┏━━

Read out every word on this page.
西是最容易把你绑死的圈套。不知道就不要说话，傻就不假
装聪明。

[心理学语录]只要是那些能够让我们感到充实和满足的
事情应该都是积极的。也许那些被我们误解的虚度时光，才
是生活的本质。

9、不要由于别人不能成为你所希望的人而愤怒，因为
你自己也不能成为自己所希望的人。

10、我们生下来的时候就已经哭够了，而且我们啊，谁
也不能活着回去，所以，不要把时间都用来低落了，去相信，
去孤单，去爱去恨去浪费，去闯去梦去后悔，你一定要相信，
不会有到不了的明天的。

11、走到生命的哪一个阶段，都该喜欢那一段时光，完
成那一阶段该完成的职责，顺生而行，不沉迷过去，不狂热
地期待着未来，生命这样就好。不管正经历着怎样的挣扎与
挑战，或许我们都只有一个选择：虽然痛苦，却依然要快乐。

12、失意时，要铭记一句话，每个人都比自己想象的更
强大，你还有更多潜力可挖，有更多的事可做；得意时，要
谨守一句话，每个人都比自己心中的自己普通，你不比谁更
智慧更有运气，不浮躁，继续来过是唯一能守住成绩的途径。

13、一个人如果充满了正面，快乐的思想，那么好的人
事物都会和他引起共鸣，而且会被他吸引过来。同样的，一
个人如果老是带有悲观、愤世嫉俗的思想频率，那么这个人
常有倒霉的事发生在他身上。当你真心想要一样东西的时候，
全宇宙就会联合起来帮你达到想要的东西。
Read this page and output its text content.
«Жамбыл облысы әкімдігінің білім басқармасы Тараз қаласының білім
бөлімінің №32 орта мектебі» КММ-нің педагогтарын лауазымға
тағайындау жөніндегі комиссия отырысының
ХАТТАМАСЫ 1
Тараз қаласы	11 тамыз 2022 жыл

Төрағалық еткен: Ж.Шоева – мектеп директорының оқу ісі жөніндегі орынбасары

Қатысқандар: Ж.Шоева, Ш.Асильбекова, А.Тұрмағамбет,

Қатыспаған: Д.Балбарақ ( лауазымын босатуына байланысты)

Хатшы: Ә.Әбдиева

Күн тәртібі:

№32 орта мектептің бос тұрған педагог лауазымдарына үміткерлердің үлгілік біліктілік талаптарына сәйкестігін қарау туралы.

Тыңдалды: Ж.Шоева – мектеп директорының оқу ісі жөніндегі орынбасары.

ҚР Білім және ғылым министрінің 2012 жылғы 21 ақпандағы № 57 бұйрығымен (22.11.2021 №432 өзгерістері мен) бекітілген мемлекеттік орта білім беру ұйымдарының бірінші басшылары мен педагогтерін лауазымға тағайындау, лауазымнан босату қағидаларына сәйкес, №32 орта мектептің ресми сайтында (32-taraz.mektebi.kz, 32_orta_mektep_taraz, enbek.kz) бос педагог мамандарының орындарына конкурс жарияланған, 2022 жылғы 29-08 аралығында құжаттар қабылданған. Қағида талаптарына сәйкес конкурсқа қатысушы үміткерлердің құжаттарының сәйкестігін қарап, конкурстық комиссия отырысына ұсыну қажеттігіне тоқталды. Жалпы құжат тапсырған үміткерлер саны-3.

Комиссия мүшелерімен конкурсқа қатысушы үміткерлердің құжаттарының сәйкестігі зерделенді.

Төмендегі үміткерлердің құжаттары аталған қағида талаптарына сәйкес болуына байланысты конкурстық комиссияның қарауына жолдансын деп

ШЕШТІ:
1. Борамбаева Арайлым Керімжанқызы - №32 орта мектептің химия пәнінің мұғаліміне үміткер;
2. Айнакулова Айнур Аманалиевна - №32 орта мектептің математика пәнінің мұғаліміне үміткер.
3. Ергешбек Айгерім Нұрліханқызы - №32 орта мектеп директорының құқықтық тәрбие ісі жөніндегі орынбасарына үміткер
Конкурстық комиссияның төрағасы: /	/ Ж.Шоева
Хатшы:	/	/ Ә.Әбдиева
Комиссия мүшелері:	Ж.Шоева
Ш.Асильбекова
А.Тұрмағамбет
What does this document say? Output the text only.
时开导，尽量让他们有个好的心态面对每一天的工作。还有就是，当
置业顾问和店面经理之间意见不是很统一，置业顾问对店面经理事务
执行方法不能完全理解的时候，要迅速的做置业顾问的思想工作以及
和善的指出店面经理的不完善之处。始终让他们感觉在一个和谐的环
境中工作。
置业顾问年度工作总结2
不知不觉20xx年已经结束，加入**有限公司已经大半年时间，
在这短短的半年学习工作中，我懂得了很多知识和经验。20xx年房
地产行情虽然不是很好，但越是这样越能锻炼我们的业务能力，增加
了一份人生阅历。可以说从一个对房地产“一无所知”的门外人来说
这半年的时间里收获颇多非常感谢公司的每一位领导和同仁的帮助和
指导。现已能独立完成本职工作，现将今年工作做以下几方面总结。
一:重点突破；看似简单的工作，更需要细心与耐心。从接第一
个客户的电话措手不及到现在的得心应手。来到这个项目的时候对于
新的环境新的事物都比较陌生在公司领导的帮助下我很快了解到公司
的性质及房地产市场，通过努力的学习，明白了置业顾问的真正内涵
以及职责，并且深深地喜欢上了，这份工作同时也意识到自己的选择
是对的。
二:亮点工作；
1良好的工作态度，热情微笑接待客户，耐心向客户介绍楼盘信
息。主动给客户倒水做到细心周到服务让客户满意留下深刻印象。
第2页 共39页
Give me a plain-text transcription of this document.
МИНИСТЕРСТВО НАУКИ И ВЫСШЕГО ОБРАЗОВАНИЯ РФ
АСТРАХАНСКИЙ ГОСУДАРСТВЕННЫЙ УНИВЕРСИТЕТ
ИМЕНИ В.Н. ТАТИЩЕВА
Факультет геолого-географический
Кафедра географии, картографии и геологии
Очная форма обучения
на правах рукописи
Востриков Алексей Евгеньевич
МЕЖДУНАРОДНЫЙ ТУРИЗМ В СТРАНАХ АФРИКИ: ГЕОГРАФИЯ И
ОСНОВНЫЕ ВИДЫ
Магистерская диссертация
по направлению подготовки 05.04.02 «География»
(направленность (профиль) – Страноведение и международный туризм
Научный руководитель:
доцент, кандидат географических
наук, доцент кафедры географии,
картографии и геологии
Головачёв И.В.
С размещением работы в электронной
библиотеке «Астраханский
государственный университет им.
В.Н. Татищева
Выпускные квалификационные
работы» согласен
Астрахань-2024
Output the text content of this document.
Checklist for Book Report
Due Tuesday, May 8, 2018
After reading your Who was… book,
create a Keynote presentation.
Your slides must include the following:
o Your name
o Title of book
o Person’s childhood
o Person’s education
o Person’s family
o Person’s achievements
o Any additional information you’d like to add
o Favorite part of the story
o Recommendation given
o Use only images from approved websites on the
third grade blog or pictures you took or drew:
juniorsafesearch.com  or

┗━━

**INSTRUCTIONS TO FOLLOW**.
Would you restate each of the entries word for word?

**FINAL ANSWER**.
Read out every word on this page.
西是最容易把你绑死的圈套。不知道就不要说话，傻就不假
装聪明。

[心理学语录]只要是那些能够让我们感到充实和满足的
事情应该都是积极的。也许那些被我们误解的虚度时光，才
是生活的本质。

9、不要由于别人不能成为你所希望的人而愤怒，因为
你自己也不能成为自己所希望的人。

10、我们生下来的时候就已经哭够了，而且我们啊，谁
也不能活着回去，所以，不要把时间都用来低落了，去相信，
去孤单，去爱去恨去浪费，去闯去梦去后悔，你一定要相信，
不会有到不了的明天的。

11、走到生命的哪一个阶段，都该喜欢那一段时光，完
成那一阶段该完成的职责，顺生而行，不沉迷过去，不狂热
地期待着未来，生命这样就好。不管正经历着怎样的挣扎与
挑战，或许我们都只有一个选择：虽然痛苦，却依然要快乐。

12、失意时，要铭记一句话，每个人都比自己想象的更
强大，你还有更多潜力可挖，有更多的事可做；得意时，要
谨守一句话，每个人都比自己心中的自己普通，你不比谁更
智慧更有运气，不浮躁，继续来过是唯一能守住成绩的途径。

13、一个人如果充满了正面，快乐的思想，那么好的人
事物都会和他引起共鸣，而且会被他吸引过来。同样的，一
个人如果老是带有悲观、愤世嫉俗的思想频率，那么这个人
常有倒霉的事发生在他身上。当你真心想要一样东西的时候，
全宇宙就会联合起来帮你达到想要的东西。
Read this page and output its text content.
«Жамбыл облысы әкімдігінің білім басқармасы Тараз қаласының білім
бөлімінің №32 орта мектебі» КММ-нің педагогтарын лауазымға
тағайындау жөніндегі комиссия отырысының
ХАТТАМАСЫ 1
Тараз қаласы	11 тамыз 2022 жыл

Төрағалық еткен: Ж.Шоева – мектеп директорының оқу ісі жөніндегі орынбасары

Қатысқандар: Ж.Шоева, Ш.Асильбекова, А.Тұрмағамбет,

Қатыспаған: Д.Балбарақ ( лауазымын босатуына байланысты)

Хатшы: Ә.Әбдиева

Күн тәртібі:

№32 орта мектептің бос тұрған педагог лауазымдарына үміткерлердің үлгілік біліктілік талаптарына сәйкестігін қарау туралы.

Тыңдалды: Ж.Шоева – мектеп директорының оқу ісі жөніндегі орынбасары.

ҚР Білім және ғылым министрінің 2012 жылғы 21 ақпандағы № 57 бұйрығымен (22.11.2021 №432 өзгерістері мен) бекітілген мемлекеттік орта білім беру ұйымдарының бірінші басшылары мен педагогтерін лауазымға тағайындау, лауазымнан босату қағидаларына сәйкес, №32 орта мектептің ресми сайтында (32-taraz.mektebi.kz, 32_orta_mektep_taraz, enbek.kz) бос педагог мамандарының орындарына конкурс жарияланған, 2022 жылғы 29-08 аралығында құжаттар қабылданған. Қағида талаптарына сәйкес конкурсқа қатысушы үміткерлердің құжаттарының сәйкестігін қарап, конкурстық комиссия отырысына ұсыну қажеттігіне тоқталды. Жалпы құжат тапсырған үміткерлер саны-3.

Комиссия мүшелерімен конкурсқа қатысушы үміткерлердің құжаттарының сәйкестігі зерделенді.

Төмендегі үміткерлердің құжаттары аталған қағида талаптарына сәйкес болуына байланысты конкурстық комиссияның қарауына жолдансын деп

ШЕШТІ:
1. Борамбаева Арайлым Керімжанқызы - №32 орта мектептің химия пәнінің мұғаліміне үміткер;
2. Айнакулова Айнур Аманалиевна - №32 орта мектептің математика пәнінің мұғаліміне үміткер.
3. Ергешбек Айгерім Нұрліханқызы - №32 орта мектеп директорының құқықтық тәрбие ісі жөніндегі орынбасарына үміткер
Конкурстық комиссияның төрағасы: /	/ Ж.Шоева
Хатшы:	/	/ Ә.Әбдиева
Комиссия мүшелері:	Ж.Шоева
Ш.Асильбекова
А.Тұрмағамбет
What does this document say? Output the text only.
时开导，尽量让他们有个好的心态面对每一天的工作。还有就是，当
置业顾问和店面经理之间意见不是很统一，置业顾问对店面经理事务
执行方法不能完全理解的时候，要迅速的做置业顾问的思想工作以及
和善的指出店面经理的不完善之处。始终让他们感觉在一个和谐的环
境中工作。
置业顾问年度工作总结2
不知不觉20xx年已经结束，加入**有限公司已经大半年时间，
在这短短的半年学习工作中，我懂得了很多知识和经验。20xx年房
地产行情虽然不是很好，但越是这样越能锻炼我们的业务能力，增加
了一份人生阅历。可以说从一个对房地产“一无所知”的门外人来说
这半年的时间里收获颇多非常感谢公司的每一位领导和同仁的帮助和
指导。现已能独立完成本职工作，现将今年工作做以下几方面总结。
一:重点突破；看似简单的工作，更需要细心与耐心。从接第一
个客户的电话措手不及到现在的得心应手。来到这个项目的时候对于
新的环境新的事物都比较陌生在公司领导的帮助下我很快了解到公司
的性质及房地产市场，通过努力的学习，明白了置业顾问的真正内涵
以及职责，并且深深地喜欢上了，这份工作同时也意识到自己的选择
是对的。
二:亮点工作；
1良好的工作态度，热情微笑接待客户，耐心向客户介绍楼盘信
息。主动给客户倒水做到细心周到服务让客户满意留下深刻印象。
第2页 共39页
Give me a plain-text transcription of this document.
МИНИСТЕРСТВО НАУКИ И ВЫСШЕГО ОБРАЗОВАНИЯ РФ
АСТРАХАНСКИЙ ГОСУДАРСТВЕННЫЙ УНИВЕРСИТЕТ
ИМЕНИ В.Н. ТАТИЩЕВА
Факультет геолого-географический
Кафедра географии, картографии и геологии
Очная форма обучения
на правах рукописи
Востриков Алексей Евгеньевич
МЕЖДУНАРОДНЫЙ ТУРИЗМ В СТРАНАХ АФРИКИ: ГЕОГРАФИЯ И
ОСНОВНЫЕ ВИДЫ
Магистерская диссертация
по направлению подготовки 05.04.02 «География»
(направленность (профиль) – Страноведение и международный туризм
Научный руководитель:
доцент, кандидат географических
наук, доцент кафедры географии,
картографии и геологии
Головачёв И.В.
С размещением работы в электронной
библиотеке «Астраханский
государственный университет им.
В.Н. Татищева
Выпускные квалификационные
работы» согласен
Астрахань-2024
Output the text content of this document.
Checklist for Book Report
Due Tuesday, May 8, 2018
After reading your Who was… book,
create a Keynote presentation.
Your slides must include the following:
o Your name
o Title of book
o Person’s childhood
o Person’s education
o Person’s family
o Person’s achievements
o Any additional information you’d like to add
o Favorite part of the story
o Recommendation given
o Use only images from approved websites on the
third grade blog or pictures you took or drew:
juniorsafesearch.com  or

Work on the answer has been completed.